What is needed
Pick out the lines containing "genres".
########
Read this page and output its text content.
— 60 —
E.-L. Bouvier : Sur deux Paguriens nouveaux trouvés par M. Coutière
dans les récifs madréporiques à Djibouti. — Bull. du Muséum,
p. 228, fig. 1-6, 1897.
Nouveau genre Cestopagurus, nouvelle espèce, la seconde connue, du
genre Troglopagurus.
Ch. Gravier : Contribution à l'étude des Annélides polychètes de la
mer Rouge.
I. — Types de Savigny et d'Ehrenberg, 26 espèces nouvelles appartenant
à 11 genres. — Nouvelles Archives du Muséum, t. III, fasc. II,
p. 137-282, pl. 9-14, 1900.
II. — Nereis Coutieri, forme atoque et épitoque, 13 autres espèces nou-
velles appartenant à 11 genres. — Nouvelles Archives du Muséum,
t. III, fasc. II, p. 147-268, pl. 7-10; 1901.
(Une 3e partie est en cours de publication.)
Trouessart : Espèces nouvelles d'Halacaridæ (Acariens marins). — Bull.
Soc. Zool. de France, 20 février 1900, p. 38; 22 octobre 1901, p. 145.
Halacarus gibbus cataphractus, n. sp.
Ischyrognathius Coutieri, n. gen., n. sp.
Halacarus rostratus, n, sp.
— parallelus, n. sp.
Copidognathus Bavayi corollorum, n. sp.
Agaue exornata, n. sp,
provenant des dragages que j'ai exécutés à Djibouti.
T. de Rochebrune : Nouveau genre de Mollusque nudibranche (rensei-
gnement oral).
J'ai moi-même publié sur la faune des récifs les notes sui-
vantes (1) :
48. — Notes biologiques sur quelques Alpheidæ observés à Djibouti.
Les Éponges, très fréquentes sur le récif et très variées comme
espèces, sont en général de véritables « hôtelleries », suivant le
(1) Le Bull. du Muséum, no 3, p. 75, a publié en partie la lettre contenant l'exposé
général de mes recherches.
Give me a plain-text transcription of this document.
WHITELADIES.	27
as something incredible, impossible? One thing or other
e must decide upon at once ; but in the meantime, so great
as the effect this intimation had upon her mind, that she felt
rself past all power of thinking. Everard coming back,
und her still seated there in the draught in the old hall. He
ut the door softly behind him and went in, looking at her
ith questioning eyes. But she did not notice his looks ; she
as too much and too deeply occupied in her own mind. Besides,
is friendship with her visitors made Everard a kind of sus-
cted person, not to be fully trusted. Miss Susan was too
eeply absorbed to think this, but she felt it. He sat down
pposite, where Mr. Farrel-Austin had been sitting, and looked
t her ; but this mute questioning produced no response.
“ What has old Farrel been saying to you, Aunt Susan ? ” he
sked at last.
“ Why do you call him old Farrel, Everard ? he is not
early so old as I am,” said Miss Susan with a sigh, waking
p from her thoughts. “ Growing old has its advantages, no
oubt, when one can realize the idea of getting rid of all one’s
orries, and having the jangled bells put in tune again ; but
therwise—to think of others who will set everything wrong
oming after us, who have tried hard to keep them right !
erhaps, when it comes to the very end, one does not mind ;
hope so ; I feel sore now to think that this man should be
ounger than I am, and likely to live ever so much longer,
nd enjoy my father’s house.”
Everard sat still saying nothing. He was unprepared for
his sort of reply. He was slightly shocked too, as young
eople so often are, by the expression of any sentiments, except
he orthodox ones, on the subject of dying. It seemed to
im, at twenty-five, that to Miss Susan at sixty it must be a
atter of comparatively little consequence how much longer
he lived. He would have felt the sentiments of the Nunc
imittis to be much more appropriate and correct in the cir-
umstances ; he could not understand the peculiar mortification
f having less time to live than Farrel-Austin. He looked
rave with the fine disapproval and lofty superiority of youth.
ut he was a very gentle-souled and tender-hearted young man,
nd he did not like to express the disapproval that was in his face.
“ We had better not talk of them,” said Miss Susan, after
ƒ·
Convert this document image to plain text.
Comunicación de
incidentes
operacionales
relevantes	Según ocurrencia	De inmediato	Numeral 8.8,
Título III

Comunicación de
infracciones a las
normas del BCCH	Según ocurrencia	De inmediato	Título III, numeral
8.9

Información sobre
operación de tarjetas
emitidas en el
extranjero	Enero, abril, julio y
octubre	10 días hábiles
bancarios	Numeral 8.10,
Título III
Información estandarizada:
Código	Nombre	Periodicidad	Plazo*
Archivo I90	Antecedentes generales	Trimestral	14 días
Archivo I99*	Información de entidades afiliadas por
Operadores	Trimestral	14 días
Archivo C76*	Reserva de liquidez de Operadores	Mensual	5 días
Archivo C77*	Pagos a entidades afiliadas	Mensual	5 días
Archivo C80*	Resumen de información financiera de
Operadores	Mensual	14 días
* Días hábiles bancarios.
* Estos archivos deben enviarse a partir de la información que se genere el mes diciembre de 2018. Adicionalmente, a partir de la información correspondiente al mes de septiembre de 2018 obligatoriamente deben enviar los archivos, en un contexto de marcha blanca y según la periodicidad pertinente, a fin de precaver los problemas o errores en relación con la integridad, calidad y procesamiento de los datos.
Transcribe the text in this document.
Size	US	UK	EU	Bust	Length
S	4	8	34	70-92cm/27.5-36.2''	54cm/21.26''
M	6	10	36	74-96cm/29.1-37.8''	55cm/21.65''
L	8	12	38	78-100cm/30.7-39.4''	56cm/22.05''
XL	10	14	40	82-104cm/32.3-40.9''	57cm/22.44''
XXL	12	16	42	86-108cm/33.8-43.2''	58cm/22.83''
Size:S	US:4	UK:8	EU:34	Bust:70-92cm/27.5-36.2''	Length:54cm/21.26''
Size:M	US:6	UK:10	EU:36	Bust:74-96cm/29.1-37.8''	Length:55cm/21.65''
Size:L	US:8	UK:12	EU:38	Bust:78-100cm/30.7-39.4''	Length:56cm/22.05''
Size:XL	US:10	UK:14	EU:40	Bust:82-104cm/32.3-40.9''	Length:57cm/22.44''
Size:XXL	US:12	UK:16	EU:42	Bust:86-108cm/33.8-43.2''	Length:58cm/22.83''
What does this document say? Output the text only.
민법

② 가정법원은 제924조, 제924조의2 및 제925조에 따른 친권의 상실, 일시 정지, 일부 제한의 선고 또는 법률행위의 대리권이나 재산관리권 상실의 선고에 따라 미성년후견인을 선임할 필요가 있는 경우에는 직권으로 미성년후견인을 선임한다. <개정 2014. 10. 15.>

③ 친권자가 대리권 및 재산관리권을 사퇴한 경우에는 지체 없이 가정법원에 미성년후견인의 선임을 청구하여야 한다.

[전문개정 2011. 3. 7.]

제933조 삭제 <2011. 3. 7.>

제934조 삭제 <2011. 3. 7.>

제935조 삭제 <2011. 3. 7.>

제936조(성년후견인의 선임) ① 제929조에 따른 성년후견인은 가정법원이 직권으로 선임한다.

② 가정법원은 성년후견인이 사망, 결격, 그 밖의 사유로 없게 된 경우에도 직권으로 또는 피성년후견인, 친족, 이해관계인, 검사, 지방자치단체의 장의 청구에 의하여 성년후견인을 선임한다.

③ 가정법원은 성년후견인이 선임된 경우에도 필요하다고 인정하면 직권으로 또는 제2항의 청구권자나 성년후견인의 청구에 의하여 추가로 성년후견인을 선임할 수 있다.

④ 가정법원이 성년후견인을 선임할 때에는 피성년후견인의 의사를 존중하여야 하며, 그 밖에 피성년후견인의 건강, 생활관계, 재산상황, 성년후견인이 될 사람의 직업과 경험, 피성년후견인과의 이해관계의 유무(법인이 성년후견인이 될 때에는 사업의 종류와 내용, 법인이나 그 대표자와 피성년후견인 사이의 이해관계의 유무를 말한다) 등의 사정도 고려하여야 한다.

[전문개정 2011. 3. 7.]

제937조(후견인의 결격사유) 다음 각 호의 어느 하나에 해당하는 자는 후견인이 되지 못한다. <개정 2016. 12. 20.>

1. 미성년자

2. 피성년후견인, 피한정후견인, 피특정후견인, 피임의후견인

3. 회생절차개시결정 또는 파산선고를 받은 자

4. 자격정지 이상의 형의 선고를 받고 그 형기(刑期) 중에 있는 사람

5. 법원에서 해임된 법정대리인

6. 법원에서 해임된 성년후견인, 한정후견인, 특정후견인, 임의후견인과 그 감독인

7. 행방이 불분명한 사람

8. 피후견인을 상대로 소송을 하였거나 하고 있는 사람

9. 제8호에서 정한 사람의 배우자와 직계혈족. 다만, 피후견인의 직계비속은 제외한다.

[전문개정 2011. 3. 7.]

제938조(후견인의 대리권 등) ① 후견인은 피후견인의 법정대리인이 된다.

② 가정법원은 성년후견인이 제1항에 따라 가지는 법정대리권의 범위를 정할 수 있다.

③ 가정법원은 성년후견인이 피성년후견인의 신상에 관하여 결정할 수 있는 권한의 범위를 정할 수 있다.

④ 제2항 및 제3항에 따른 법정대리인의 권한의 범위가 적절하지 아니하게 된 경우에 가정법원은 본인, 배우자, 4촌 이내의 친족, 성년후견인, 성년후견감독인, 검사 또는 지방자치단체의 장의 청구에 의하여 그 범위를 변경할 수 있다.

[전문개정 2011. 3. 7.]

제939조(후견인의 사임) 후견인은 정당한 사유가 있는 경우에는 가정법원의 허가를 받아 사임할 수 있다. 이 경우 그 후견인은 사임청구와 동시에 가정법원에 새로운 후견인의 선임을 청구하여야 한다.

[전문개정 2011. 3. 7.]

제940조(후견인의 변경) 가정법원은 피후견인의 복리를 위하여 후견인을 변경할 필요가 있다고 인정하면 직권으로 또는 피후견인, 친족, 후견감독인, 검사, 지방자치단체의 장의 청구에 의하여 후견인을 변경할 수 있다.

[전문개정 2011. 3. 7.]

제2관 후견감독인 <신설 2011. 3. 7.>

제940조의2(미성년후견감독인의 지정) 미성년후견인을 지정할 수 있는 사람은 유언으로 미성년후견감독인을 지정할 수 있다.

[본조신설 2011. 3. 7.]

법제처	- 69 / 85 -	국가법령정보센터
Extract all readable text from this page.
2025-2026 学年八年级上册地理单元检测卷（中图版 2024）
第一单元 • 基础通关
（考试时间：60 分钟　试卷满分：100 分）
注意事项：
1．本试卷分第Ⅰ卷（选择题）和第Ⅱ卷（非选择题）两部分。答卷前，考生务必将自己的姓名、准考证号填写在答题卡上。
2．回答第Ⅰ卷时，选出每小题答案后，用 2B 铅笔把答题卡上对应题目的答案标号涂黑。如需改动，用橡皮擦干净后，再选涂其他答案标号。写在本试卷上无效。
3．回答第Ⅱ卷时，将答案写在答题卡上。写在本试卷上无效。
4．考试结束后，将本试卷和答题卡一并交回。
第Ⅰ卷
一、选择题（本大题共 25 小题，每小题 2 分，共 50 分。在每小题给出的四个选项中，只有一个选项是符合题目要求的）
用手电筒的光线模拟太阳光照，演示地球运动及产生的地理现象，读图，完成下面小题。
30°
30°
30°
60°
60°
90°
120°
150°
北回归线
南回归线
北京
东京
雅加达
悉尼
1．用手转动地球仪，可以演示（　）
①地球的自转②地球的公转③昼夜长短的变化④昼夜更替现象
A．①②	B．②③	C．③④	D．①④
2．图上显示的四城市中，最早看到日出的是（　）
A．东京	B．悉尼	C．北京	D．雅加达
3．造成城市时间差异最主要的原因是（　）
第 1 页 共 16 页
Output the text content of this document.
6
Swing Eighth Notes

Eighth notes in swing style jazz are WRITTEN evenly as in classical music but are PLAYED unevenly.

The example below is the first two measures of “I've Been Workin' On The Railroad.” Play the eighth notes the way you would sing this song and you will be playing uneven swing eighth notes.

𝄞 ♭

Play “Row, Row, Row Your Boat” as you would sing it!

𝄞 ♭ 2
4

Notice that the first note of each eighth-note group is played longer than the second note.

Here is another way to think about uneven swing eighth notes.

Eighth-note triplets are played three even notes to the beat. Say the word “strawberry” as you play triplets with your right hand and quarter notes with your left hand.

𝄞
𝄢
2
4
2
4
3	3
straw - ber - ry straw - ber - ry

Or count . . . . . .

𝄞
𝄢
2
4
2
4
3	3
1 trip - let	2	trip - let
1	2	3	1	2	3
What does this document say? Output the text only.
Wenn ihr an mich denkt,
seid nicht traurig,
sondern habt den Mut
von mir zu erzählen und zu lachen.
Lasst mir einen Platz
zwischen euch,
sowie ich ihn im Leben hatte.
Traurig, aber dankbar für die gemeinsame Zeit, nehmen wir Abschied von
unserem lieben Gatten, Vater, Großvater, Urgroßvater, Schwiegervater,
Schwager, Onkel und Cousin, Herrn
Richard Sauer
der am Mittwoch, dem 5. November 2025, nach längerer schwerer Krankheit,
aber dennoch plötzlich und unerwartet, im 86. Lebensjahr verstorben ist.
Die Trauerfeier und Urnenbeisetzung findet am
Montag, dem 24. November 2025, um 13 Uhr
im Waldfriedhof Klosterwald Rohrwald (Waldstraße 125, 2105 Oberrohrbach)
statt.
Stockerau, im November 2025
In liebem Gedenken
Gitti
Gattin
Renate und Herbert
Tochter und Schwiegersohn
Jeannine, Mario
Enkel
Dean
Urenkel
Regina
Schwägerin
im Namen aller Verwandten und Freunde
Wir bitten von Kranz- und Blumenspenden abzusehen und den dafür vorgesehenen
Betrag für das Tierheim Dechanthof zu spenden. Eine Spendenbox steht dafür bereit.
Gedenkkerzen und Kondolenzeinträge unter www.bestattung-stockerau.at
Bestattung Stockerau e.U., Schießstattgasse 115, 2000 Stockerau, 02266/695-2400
########
Written response
à 11 genres. — Nouvelles Archives du Muséum, t. III, fasc. II,
velles appartenant à 11 genres. — Nouvelles Archives du Muséum,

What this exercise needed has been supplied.